***** RECORDS SUPPLIED *****

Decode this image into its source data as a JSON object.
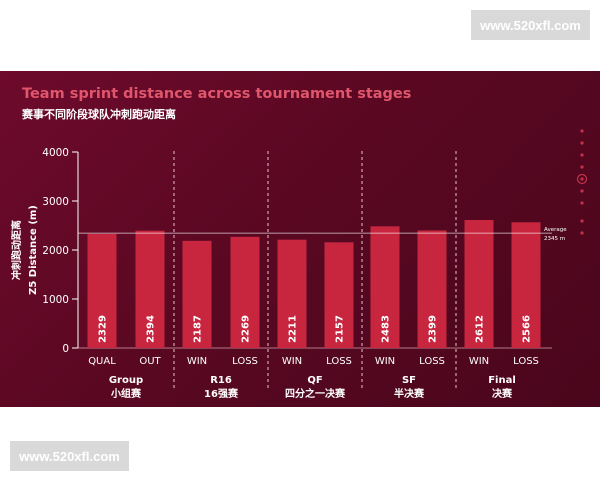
{
  "watermarks": {
    "top": "www.520xfl.com",
    "bottom": "www.520xfl.com"
  },
  "colors": {
    "panel": "#5a0822",
    "bar": "#c8263f",
    "bar_label": "#ffffff",
    "text": "#ffffff",
    "title": "#e0566c",
    "average_line": "#ffffff",
    "dots": "#c2324a"
  },
  "chart_data": {
    "type": "bar",
    "title": "Team sprint distance across tournament stages",
    "subtitle": "赛事不同阶段球队冲刺跑动距离",
    "ylabel_cn": "冲刺跑动距离",
    "ylabel": "Z5 Distance (m)",
    "ylim": [
      0,
      4000
    ],
    "yticks": [
      0,
      1000,
      2000,
      3000,
      4000
    ],
    "grid": false,
    "categories": [
      "QUAL",
      "OUT",
      "WIN",
      "LOSS",
      "WIN",
      "LOSS",
      "WIN",
      "LOSS",
      "WIN",
      "LOSS"
    ],
    "values": [
      2329,
      2394,
      2187,
      2269,
      2211,
      2157,
      2483,
      2399,
      2612,
      2566
    ],
    "groups": [
      {
        "en": "Group",
        "cn": "小组赛"
      },
      {
        "en": "R16",
        "cn": "16强赛"
      },
      {
        "en": "QF",
        "cn": "四分之一决赛"
      },
      {
        "en": "SF",
        "cn": "半决赛"
      },
      {
        "en": "Final",
        "cn": "决赛"
      }
    ],
    "average": {
      "value": 2345,
      "label": "Average",
      "value_label": "2345 m"
    }
  }
}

*****

DIRECTION: The records above are to be quoted exactly, with all pictures left out.

EXERCISE RESULT:
Decode this image into its source data as a JSON object.
{
  "watermarks": {
    "top": "www.520xfl.com",
    "bottom": "www.520xfl.com"
  },
  "colors": {
    "panel": "#5a0822",
    "bar": "#c8263f",
    "bar_label": "#ffffff",
    "text": "#ffffff",
    "title": "#e0566c",
    "average_line": "#ffffff",
    "dots": "#c2324a"
  },
  "chart_data": {
    "type": "bar",
    "title": "Team sprint distance across tournament stages",
    "subtitle": "赛事不同阶段球队冲刺跑动距离",
    "ylabel_cn": "冲刺跑动距离",
    "ylabel": "Z5 Distance (m)",
    "ylim": [
      0,
      4000
    ],
    "yticks": [
      0,
      1000,
      2000,
      3000,
      4000
    ],
    "grid": false,
    "categories": [
      "QUAL",
      "OUT",
      "WIN",
      "LOSS",
      "WIN",
      "LOSS",
      "WIN",
      "LOSS",
      "WIN",
      "LOSS"
    ],
    "values": [
      2329,
      2394,
      2187,
      2269,
      2211,
      2157,
      2483,
      2399,
      2612,
      2566
    ],
    "groups": [
      {
        "en": "Group",
        "cn": "小组赛"
      },
      {
        "en": "R16",
        "cn": "16强赛"
      },
      {
        "en": "QF",
        "cn": "四分之一决赛"
      },
      {
        "en": "SF",
        "cn": "半决赛"
      },
      {
        "en": "Final",
        "cn": "决赛"
      }
    ],
    "average": {
      "value": 2345,
      "label": "Average",
      "value_label": "2345 m"
    }
  }
}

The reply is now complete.